* [Objective]: Compile every line that includes the word "axis".

* [Extracted records]:
* * *

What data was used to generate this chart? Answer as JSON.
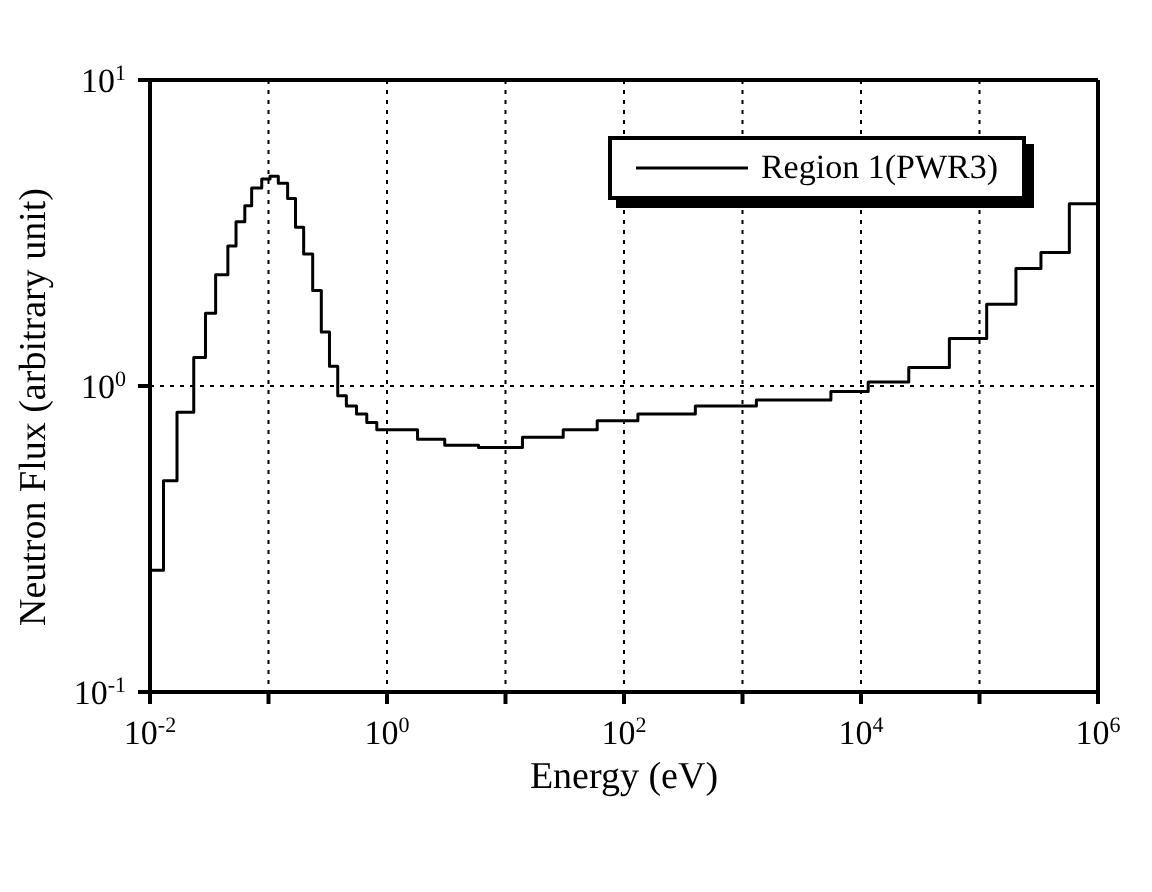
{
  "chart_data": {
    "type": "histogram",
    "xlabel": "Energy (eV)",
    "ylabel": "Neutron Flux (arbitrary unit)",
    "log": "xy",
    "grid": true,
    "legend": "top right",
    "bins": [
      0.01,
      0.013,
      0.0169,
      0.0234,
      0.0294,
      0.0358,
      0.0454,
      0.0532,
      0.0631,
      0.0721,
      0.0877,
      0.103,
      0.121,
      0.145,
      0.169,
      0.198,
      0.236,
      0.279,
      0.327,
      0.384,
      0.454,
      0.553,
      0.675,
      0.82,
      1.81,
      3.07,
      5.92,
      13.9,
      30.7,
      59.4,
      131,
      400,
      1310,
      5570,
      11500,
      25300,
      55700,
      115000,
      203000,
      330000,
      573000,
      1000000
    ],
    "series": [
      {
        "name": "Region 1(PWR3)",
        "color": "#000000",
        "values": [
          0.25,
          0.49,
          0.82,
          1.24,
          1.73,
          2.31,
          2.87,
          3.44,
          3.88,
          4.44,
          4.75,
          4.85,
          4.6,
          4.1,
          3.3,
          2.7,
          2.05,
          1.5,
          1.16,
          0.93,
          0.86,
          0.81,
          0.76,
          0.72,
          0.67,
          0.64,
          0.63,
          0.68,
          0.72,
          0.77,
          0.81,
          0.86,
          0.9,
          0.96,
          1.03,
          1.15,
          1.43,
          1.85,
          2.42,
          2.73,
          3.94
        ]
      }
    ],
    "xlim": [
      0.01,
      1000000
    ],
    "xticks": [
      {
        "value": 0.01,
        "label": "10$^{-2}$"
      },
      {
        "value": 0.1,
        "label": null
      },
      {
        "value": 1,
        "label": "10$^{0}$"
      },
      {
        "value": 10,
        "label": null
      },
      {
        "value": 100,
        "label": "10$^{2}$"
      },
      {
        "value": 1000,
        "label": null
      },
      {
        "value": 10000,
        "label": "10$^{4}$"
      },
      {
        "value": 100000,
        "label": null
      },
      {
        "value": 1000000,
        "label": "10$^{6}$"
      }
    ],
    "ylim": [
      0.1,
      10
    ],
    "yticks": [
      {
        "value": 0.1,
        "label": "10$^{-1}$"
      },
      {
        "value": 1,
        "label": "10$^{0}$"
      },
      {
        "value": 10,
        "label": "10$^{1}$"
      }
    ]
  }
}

* * *

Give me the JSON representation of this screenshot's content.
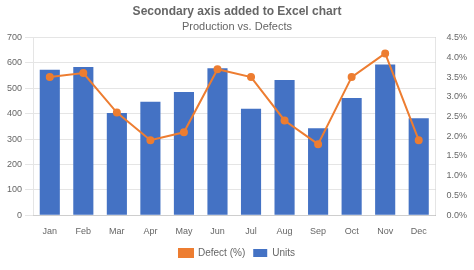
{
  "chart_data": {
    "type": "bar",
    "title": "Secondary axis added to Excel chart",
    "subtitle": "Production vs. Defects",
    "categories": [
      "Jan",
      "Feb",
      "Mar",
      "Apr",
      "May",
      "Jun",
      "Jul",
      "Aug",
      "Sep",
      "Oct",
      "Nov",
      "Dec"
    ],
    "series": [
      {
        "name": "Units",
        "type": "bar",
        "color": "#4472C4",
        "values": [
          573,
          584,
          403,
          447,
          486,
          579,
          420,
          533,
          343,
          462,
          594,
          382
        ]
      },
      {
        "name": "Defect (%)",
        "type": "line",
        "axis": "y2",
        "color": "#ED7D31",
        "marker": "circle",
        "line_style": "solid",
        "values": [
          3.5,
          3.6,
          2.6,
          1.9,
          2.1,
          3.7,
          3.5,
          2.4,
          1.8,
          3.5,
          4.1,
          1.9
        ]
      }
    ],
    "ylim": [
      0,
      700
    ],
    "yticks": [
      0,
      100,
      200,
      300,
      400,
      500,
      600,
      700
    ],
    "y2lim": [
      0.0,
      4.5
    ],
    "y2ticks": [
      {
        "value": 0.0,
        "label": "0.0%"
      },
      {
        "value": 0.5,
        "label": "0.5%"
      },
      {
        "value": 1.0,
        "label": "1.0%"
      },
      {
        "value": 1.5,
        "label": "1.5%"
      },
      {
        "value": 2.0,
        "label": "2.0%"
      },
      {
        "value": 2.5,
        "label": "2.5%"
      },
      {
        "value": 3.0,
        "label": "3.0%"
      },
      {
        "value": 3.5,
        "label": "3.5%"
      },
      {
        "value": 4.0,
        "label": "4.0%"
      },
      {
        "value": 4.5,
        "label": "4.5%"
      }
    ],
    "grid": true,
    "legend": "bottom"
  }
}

* * *

* [Correct response]:
    "title": "Secondary axis added to Excel chart",
        "axis": "y2",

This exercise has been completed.